----- Dataset excerpts -----

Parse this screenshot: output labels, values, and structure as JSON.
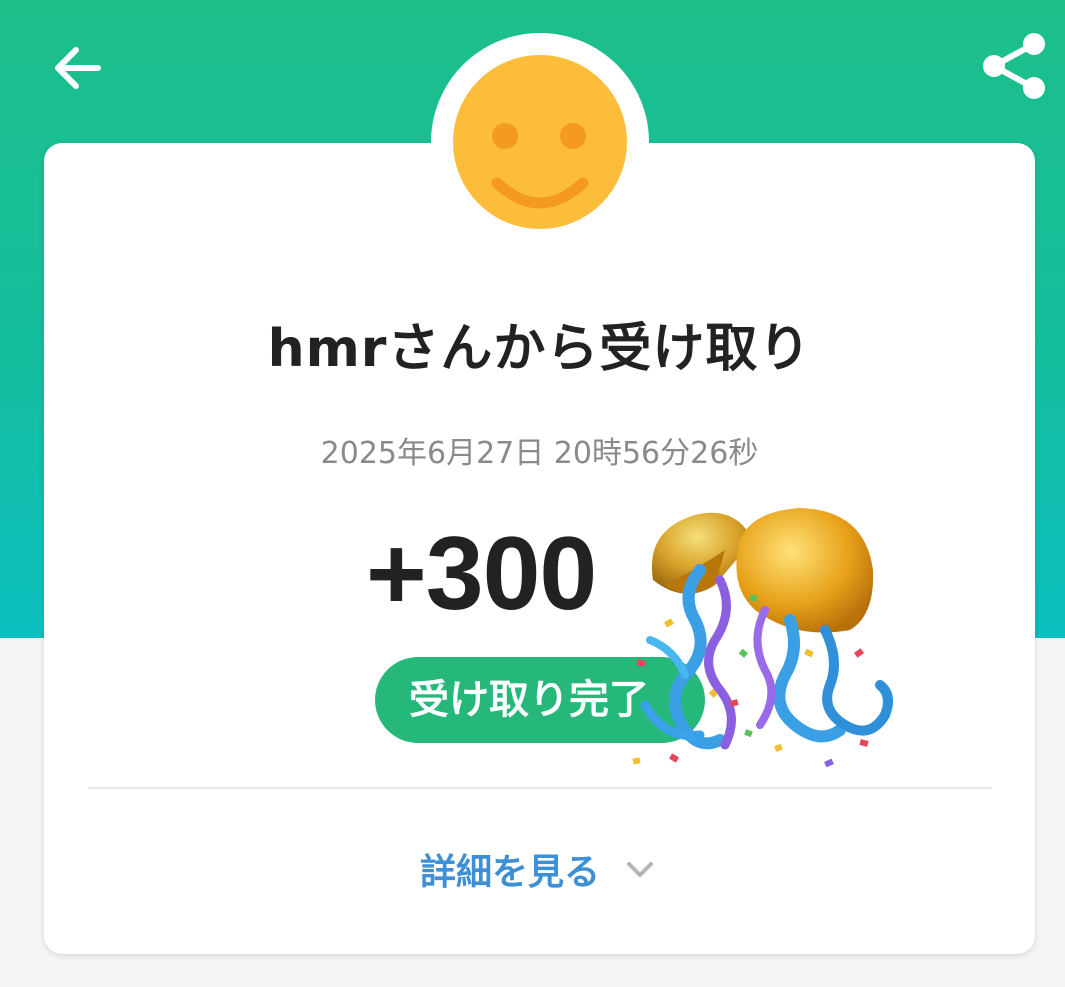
{
  "header": {
    "back_icon": "arrow-left-icon",
    "share_icon": "share-icon"
  },
  "card": {
    "avatar_icon": "smiley-face-icon",
    "title": "hmrさんから受け取り",
    "datetime": "2025年6月27日 20時56分26秒",
    "amount": "+300",
    "status": "受け取り完了",
    "celebration_icon": "party-popper-kusudama-icon",
    "details_label": "詳細を見る",
    "details_chevron": "chevron-down-icon"
  },
  "colors": {
    "header_green": "#1dbf8a",
    "header_teal": "#0bbfbf",
    "badge_green": "#25b87a",
    "link_blue": "#3d8fd6",
    "avatar_yellow": "#fbbd3a"
  }
}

-----

Goal
Every entry above needs to be retyped exactly; drop the pictures.

Exercise response
Parse this screenshot: output labels, values, and structure as JSON.
{
  "header": {
    "back_icon": "arrow-left-icon",
    "share_icon": "share-icon"
  },
  "card": {
    "avatar_icon": "smiley-face-icon",
    "title": "hmrさんから受け取り",
    "datetime": "2025年6月27日 20時56分26秒",
    "amount": "+300",
    "status": "受け取り完了",
    "celebration_icon": "party-popper-kusudama-icon",
    "details_label": "詳細を見る",
    "details_chevron": "chevron-down-icon"
  },
  "colors": {
    "header_green": "#1dbf8a",
    "header_teal": "#0bbfbf",
    "badge_green": "#25b87a",
    "link_blue": "#3d8fd6",
    "avatar_yellow": "#fbbd3a"
  }
}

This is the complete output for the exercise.